Determine the number of lines where "image" occurs and reply with that number by itself.

**Data excerpts:**
□ □ □ □

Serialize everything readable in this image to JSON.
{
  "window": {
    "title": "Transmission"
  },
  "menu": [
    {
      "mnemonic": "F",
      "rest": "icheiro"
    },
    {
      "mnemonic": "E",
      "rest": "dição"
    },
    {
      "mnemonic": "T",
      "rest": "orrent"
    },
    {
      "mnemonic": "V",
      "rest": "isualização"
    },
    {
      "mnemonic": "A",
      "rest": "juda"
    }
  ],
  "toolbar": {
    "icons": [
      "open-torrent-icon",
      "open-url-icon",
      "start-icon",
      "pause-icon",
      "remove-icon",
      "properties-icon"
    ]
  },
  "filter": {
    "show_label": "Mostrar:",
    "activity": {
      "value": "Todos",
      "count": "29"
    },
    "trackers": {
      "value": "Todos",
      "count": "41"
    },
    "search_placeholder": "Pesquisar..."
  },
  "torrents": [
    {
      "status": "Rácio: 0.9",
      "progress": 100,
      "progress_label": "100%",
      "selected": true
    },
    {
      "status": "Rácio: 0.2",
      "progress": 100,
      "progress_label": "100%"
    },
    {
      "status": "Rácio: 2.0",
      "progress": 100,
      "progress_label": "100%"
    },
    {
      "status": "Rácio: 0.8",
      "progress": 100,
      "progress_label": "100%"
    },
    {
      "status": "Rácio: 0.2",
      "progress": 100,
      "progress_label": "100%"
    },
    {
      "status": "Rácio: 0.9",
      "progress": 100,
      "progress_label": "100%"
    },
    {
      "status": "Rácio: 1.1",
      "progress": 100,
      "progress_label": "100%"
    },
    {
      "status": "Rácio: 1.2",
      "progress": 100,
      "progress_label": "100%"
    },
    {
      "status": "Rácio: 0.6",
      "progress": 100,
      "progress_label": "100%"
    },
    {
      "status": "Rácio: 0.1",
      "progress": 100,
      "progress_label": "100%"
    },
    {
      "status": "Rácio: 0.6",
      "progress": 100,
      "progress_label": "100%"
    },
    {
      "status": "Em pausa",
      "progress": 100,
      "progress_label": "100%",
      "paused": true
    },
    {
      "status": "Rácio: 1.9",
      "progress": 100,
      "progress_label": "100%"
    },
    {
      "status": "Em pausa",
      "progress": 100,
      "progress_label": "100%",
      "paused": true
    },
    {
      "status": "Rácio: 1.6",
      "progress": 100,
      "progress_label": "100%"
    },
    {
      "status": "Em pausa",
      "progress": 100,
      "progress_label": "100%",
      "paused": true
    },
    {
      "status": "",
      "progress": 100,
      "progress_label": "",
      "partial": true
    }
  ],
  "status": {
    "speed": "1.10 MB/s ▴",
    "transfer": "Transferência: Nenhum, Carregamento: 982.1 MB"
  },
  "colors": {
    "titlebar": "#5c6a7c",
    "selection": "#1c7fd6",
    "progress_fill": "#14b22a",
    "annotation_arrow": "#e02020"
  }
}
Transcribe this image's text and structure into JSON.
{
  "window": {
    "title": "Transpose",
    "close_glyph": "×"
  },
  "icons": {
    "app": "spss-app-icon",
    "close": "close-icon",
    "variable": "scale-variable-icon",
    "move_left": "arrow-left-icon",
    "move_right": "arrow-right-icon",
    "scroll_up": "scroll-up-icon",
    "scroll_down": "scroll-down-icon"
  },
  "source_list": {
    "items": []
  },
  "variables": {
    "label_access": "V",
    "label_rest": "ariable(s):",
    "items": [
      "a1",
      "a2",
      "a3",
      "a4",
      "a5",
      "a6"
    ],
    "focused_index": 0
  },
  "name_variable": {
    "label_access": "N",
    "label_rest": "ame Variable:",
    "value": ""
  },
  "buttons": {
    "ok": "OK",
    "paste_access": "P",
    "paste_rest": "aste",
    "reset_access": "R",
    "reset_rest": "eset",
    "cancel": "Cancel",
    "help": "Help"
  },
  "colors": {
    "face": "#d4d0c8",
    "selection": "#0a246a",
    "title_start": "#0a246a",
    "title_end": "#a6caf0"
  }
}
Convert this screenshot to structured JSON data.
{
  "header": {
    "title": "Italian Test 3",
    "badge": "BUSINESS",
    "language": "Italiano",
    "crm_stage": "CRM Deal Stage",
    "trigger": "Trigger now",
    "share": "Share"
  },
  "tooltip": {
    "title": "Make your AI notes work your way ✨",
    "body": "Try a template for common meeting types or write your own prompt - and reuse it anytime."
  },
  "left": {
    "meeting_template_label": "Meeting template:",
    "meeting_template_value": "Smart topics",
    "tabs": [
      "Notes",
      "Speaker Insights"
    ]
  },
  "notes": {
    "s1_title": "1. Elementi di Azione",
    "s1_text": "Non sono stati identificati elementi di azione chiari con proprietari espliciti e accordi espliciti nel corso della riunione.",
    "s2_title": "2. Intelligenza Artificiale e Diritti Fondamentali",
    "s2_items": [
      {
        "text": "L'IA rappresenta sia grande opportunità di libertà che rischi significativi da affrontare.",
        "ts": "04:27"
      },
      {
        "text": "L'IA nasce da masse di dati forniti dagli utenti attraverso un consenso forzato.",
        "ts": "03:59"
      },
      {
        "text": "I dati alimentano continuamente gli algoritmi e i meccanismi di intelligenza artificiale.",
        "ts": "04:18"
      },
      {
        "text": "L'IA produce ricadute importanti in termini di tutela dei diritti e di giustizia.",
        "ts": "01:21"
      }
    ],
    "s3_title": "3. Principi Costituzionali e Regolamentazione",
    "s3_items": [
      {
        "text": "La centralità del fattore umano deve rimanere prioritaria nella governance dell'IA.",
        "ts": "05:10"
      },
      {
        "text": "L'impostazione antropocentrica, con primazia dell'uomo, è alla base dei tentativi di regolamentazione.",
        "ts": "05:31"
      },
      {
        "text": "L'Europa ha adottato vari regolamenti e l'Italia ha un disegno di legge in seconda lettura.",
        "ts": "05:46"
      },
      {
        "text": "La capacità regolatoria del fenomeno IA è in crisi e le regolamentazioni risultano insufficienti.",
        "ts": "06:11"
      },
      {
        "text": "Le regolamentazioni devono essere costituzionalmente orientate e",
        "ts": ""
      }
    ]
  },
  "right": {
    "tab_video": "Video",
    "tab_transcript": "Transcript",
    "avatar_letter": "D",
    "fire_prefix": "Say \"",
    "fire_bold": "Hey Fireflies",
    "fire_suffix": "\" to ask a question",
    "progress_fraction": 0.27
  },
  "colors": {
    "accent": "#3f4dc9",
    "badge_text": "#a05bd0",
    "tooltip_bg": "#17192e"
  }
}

□ □ □ □

**EXPECTED ANSWER:** 2